**Exercise task**
Write down each entry again, exactly as it reads.

**Recorded information**

===

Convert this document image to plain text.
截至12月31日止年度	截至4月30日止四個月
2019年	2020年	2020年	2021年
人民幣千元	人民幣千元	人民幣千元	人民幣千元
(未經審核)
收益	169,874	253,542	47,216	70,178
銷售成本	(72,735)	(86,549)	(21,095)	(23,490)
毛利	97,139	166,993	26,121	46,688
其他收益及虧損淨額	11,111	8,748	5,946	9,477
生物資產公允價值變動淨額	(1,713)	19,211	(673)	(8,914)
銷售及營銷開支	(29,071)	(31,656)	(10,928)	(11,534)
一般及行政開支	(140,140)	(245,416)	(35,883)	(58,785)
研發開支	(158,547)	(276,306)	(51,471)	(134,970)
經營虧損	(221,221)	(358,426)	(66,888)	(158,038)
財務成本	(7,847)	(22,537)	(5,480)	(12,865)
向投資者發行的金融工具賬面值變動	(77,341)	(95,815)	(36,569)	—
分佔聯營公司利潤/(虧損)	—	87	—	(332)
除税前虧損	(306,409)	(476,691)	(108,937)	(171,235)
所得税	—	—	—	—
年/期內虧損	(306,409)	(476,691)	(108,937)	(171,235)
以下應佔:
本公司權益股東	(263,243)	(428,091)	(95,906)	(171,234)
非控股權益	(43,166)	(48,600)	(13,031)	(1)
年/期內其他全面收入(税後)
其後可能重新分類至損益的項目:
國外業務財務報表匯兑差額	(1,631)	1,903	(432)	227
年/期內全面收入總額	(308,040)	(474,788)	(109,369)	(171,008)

===

**Problem solution**
Convert this document image to plain text.
截至12月31日止年度	截至4月30日止四個月
2019年	2020年	2020年	2021年
人民幣千元	人民幣千元	人民幣千元	人民幣千元
(未經審核)
收益	169,874	253,542	47,216	70,178
銷售成本	(72,735)	(86,549)	(21,095)	(23,490)
毛利	97,139	166,993	26,121	46,688
其他收益及虧損淨額	11,111	8,748	5,946	9,477
生物資產公允價值變動淨額	(1,713)	19,211	(673)	(8,914)
銷售及營銷開支	(29,071)	(31,656)	(10,928)	(11,534)
一般及行政開支	(140,140)	(245,416)	(35,883)	(58,785)
研發開支	(158,547)	(276,306)	(51,471)	(134,970)
經營虧損	(221,221)	(358,426)	(66,888)	(158,038)
財務成本	(7,847)	(22,537)	(5,480)	(12,865)
向投資者發行的金融工具賬面值變動	(77,341)	(95,815)	(36,569)	—
分佔聯營公司利潤/(虧損)	—	87	—	(332)
除税前虧損	(306,409)	(476,691)	(108,937)	(171,235)
所得税	—	—	—	—
年/期內虧損	(306,409)	(476,691)	(108,937)	(171,235)
以下應佔:
本公司權益股東	(263,243)	(428,091)	(95,906)	(171,234)
非控股權益	(43,166)	(48,600)	(13,031)	(1)
年/期內其他全面收入(税後)
其後可能重新分類至損益的項目:
國外業務財務報表匯兑差額	(1,631)	1,903	(432)	227
年/期內全面收入總額	(308,040)	(474,788)	(109,369)	(171,008)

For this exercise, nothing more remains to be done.